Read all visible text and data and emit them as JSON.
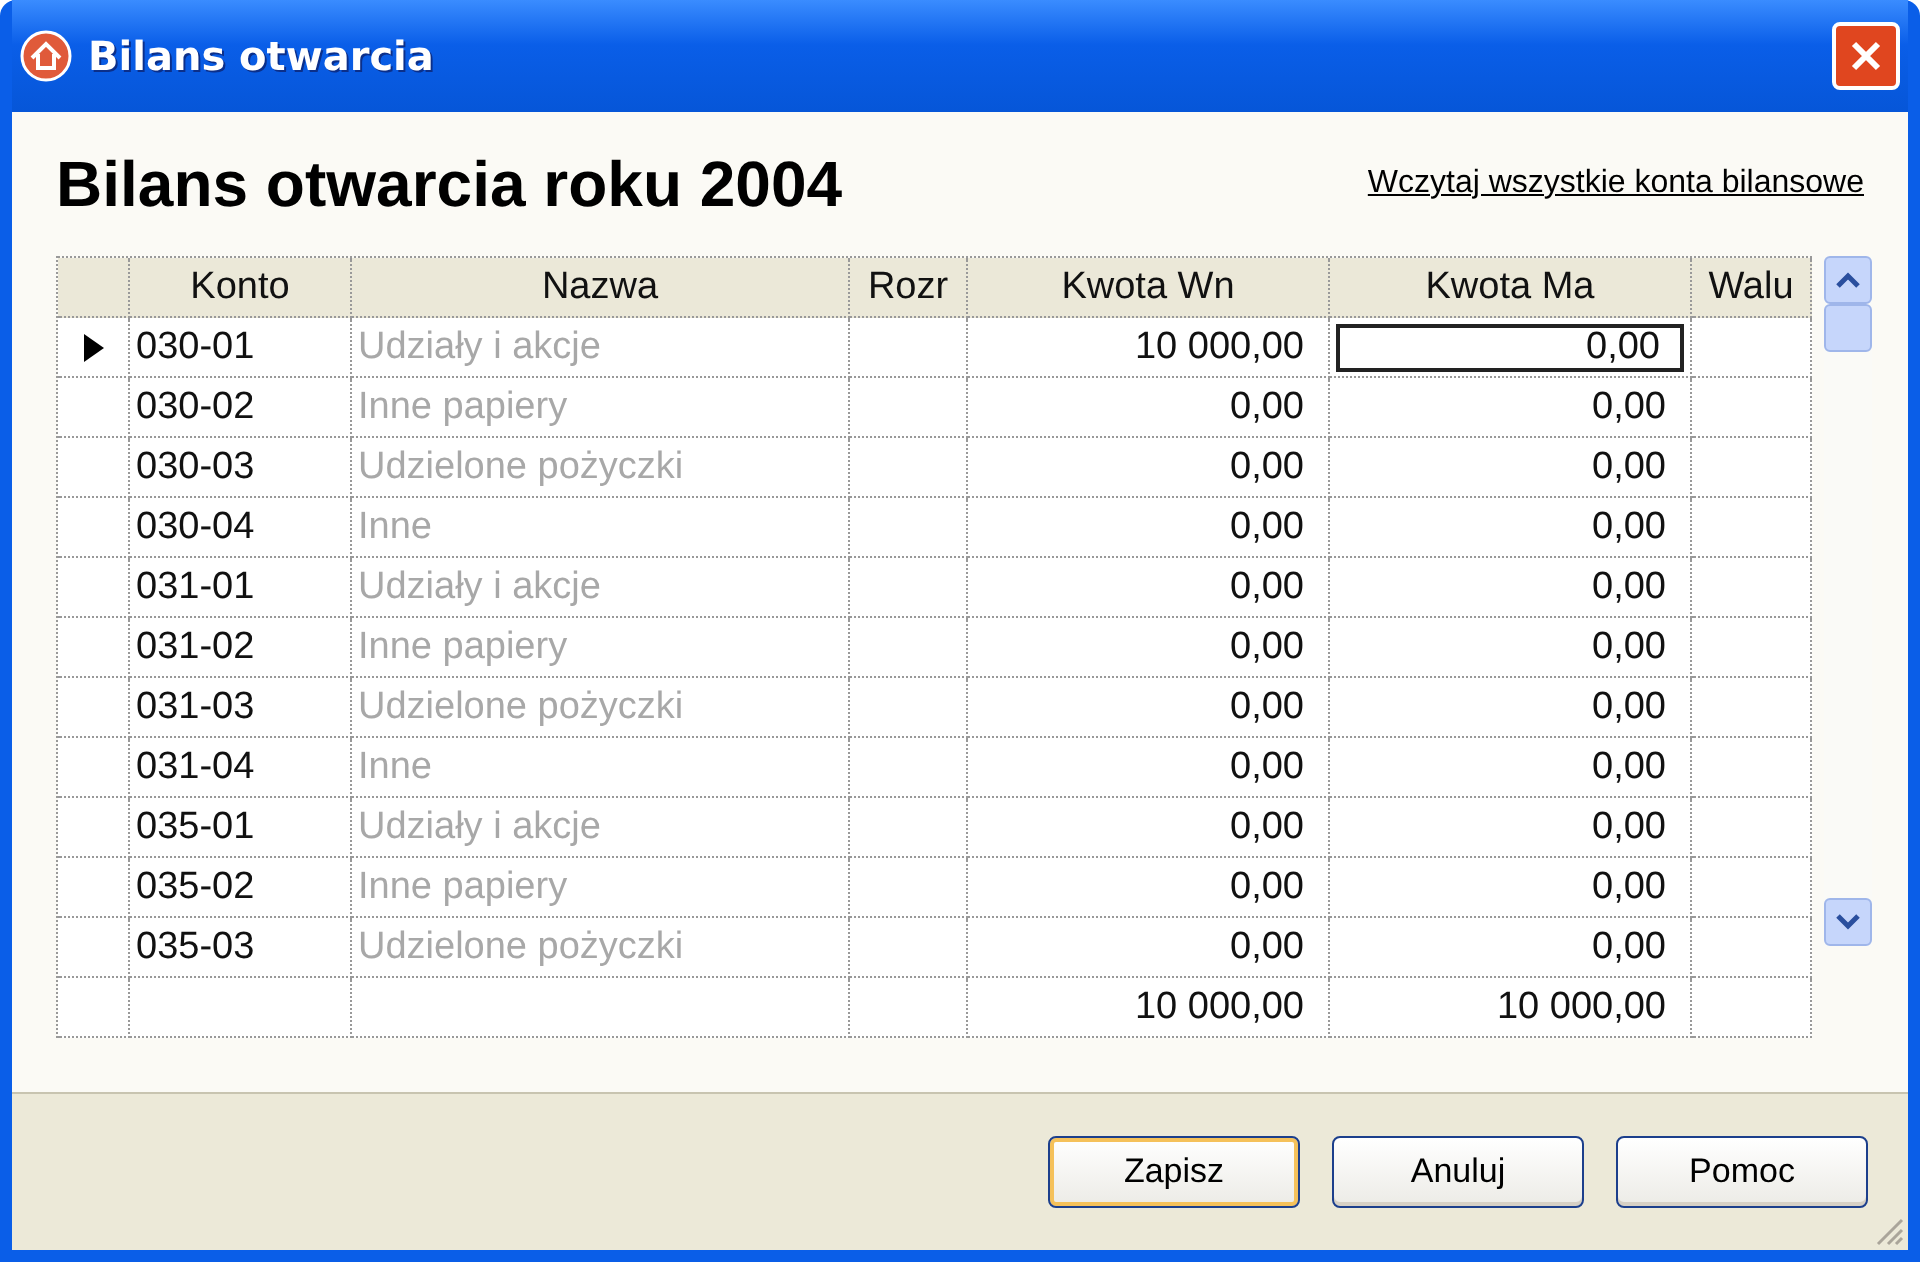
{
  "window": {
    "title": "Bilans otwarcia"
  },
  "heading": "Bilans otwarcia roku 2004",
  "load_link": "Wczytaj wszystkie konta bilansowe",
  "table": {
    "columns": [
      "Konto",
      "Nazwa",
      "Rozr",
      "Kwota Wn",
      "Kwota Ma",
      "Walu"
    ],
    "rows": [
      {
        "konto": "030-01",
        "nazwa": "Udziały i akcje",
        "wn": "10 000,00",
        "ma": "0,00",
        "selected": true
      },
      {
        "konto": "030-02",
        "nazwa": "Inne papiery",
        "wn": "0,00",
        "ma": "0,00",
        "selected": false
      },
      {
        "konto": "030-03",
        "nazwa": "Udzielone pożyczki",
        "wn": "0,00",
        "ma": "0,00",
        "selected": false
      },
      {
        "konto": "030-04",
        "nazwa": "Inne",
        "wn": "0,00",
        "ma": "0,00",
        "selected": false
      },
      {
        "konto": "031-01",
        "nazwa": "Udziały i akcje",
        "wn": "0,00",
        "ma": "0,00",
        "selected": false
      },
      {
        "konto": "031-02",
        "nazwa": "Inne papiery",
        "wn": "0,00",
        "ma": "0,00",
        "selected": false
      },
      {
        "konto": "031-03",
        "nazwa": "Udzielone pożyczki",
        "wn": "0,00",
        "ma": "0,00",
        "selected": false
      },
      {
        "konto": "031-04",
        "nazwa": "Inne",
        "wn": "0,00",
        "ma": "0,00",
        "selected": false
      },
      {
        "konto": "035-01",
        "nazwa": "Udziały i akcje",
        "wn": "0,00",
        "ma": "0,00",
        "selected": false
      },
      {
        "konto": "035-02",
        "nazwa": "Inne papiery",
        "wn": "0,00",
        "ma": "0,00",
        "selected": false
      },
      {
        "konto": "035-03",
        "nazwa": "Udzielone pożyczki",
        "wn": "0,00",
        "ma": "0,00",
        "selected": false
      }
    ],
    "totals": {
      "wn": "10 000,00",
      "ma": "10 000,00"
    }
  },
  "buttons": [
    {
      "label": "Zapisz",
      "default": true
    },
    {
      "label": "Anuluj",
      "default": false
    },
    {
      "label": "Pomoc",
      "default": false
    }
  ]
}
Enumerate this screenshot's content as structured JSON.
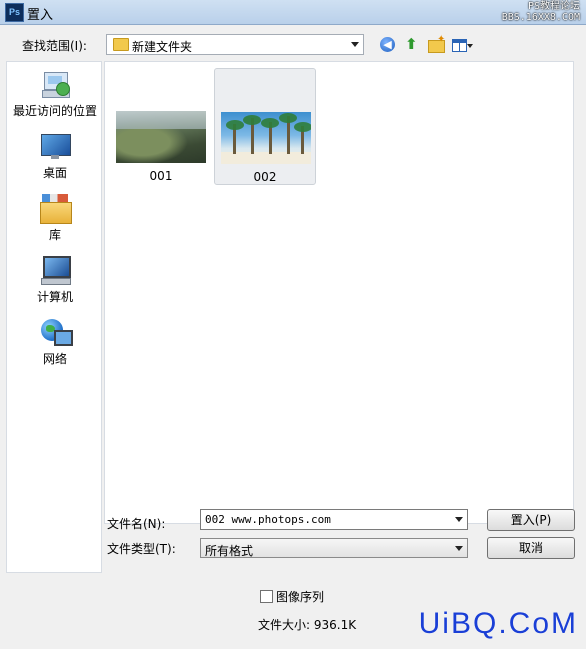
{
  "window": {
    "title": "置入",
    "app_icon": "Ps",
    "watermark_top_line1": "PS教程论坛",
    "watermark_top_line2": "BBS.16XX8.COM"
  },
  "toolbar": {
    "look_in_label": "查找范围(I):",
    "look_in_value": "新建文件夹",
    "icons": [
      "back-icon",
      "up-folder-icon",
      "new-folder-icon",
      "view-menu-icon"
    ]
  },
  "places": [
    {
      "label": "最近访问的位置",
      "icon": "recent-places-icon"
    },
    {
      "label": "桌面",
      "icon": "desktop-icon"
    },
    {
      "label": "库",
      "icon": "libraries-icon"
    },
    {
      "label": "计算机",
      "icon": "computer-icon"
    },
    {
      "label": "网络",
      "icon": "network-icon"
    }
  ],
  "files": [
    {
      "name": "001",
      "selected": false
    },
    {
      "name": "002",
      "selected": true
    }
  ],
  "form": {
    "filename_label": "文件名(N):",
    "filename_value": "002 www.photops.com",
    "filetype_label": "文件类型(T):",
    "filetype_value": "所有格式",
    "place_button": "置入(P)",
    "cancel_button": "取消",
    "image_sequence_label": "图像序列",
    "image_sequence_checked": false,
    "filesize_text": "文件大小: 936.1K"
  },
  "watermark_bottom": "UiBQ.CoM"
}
.....
Written exercise: Transcribe the full listing character for character. Pictures are excluded.

Written answer:
Read all visible text and data and emit them as JSON.
{
  "window": {
    "title": "Bilans otwarcia"
  },
  "heading": "Bilans otwarcia roku 2004",
  "load_link": "Wczytaj wszystkie konta bilansowe",
  "table": {
    "columns": [
      "Konto",
      "Nazwa",
      "Rozr",
      "Kwota Wn",
      "Kwota Ma",
      "Walu"
    ],
    "rows": [
      {
        "konto": "030-01",
        "nazwa": "Udziały i akcje",
        "wn": "10 000,00",
        "ma": "0,00",
        "selected": true
      },
      {
        "konto": "030-02",
        "nazwa": "Inne papiery",
        "wn": "0,00",
        "ma": "0,00",
        "selected": false
      },
      {
        "konto": "030-03",
        "nazwa": "Udzielone pożyczki",
        "wn": "0,00",
        "ma": "0,00",
        "selected": false
      },
      {
        "konto": "030-04",
        "nazwa": "Inne",
        "wn": "0,00",
        "ma": "0,00",
        "selected": false
      },
      {
        "konto": "031-01",
        "nazwa": "Udziały i akcje",
        "wn": "0,00",
        "ma": "0,00",
        "selected": false
      },
      {
        "konto": "031-02",
        "nazwa": "Inne papiery",
        "wn": "0,00",
        "ma": "0,00",
        "selected": false
      },
      {
        "konto": "031-03",
        "nazwa": "Udzielone pożyczki",
        "wn": "0,00",
        "ma": "0,00",
        "selected": false
      },
      {
        "konto": "031-04",
        "nazwa": "Inne",
        "wn": "0,00",
        "ma": "0,00",
        "selected": false
      },
      {
        "konto": "035-01",
        "nazwa": "Udziały i akcje",
        "wn": "0,00",
        "ma": "0,00",
        "selected": false
      },
      {
        "konto": "035-02",
        "nazwa": "Inne papiery",
        "wn": "0,00",
        "ma": "0,00",
        "selected": false
      },
      {
        "konto": "035-03",
        "nazwa": "Udzielone pożyczki",
        "wn": "0,00",
        "ma": "0,00",
        "selected": false
      }
    ],
    "totals": {
      "wn": "10 000,00",
      "ma": "10 000,00"
    }
  },
  "buttons": [
    {
      "label": "Zapisz",
      "default": true
    },
    {
      "label": "Anuluj",
      "default": false
    },
    {
      "label": "Pomoc",
      "default": false
    }
  ]
}
Enumerate this screenshot's content as structured JSON.
{
  "window": {
    "title": "置入",
    "app_icon": "Ps",
    "watermark_top_line1": "PS教程论坛",
    "watermark_top_line2": "BBS.16XX8.COM"
  },
  "toolbar": {
    "look_in_label": "查找范围(I):",
    "look_in_value": "新建文件夹",
    "icons": [
      "back-icon",
      "up-folder-icon",
      "new-folder-icon",
      "view-menu-icon"
    ]
  },
  "places": [
    {
      "label": "最近访问的位置",
      "icon": "recent-places-icon"
    },
    {
      "label": "桌面",
      "icon": "desktop-icon"
    },
    {
      "label": "库",
      "icon": "libraries-icon"
    },
    {
      "label": "计算机",
      "icon": "computer-icon"
    },
    {
      "label": "网络",
      "icon": "network-icon"
    }
  ],
  "files": [
    {
      "name": "001",
      "selected": false
    },
    {
      "name": "002",
      "selected": true
    }
  ],
  "form": {
    "filename_label": "文件名(N):",
    "filename_value": "002 www.photops.com",
    "filetype_label": "文件类型(T):",
    "filetype_value": "所有格式",
    "place_button": "置入(P)",
    "cancel_button": "取消",
    "image_sequence_label": "图像序列",
    "image_sequence_checked": false,
    "filesize_text": "文件大小: 936.1K"
  },
  "watermark_bottom": "UiBQ.CoM"
}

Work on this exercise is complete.